_Aim_: Your task is to output the entries below word for word.
..............................
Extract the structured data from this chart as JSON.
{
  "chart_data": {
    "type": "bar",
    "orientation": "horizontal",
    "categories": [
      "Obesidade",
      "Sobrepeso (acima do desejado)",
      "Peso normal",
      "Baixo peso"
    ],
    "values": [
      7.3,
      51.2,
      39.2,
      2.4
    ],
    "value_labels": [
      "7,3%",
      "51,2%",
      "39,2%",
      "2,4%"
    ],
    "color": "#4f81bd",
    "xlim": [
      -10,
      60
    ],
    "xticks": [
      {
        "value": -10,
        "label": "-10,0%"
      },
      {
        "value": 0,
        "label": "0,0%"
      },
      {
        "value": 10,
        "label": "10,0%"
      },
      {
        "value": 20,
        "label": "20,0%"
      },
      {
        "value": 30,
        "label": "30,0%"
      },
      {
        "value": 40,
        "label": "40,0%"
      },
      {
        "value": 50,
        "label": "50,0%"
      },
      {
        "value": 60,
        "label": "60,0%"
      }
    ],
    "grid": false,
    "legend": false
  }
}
..............................
_Answer for this exercise_:
Extract the structured data from this chart as JSON.
{
  "chart_data": {
    "type": "bar",
    "orientation": "horizontal",
    "categories": [
      "Obesidade",
      "Sobrepeso (acima do desejado)",
      "Peso normal",
      "Baixo peso"
    ],
    "values": [
      7.3,
      51.2,
      39.2,
      2.4
    ],
    "value_labels": [
      "7,3%",
      "51,2%",
      "39,2%",
      "2,4%"
    ],
    "color": "#4f81bd",
    "xlim": [
      -10,
      60
    ],
    "xticks": [
      {
        "value": -10,
        "label": "-10,0%"
      },
      {
        "value": 0,
        "label": "0,0%"
      },
      {
        "value": 10,
        "label": "10,0%"
      },
      {
        "value": 20,
        "label": "20,0%"
      },
      {
        "value": 30,
        "label": "30,0%"
      },
      {
        "value": 40,
        "label": "40,0%"
      },
      {
        "value": 50,
        "label": "50,0%"
      },
      {
        "value": 60,
        "label": "60,0%"
      }
    ],
    "grid": false,
    "legend": false
  }
}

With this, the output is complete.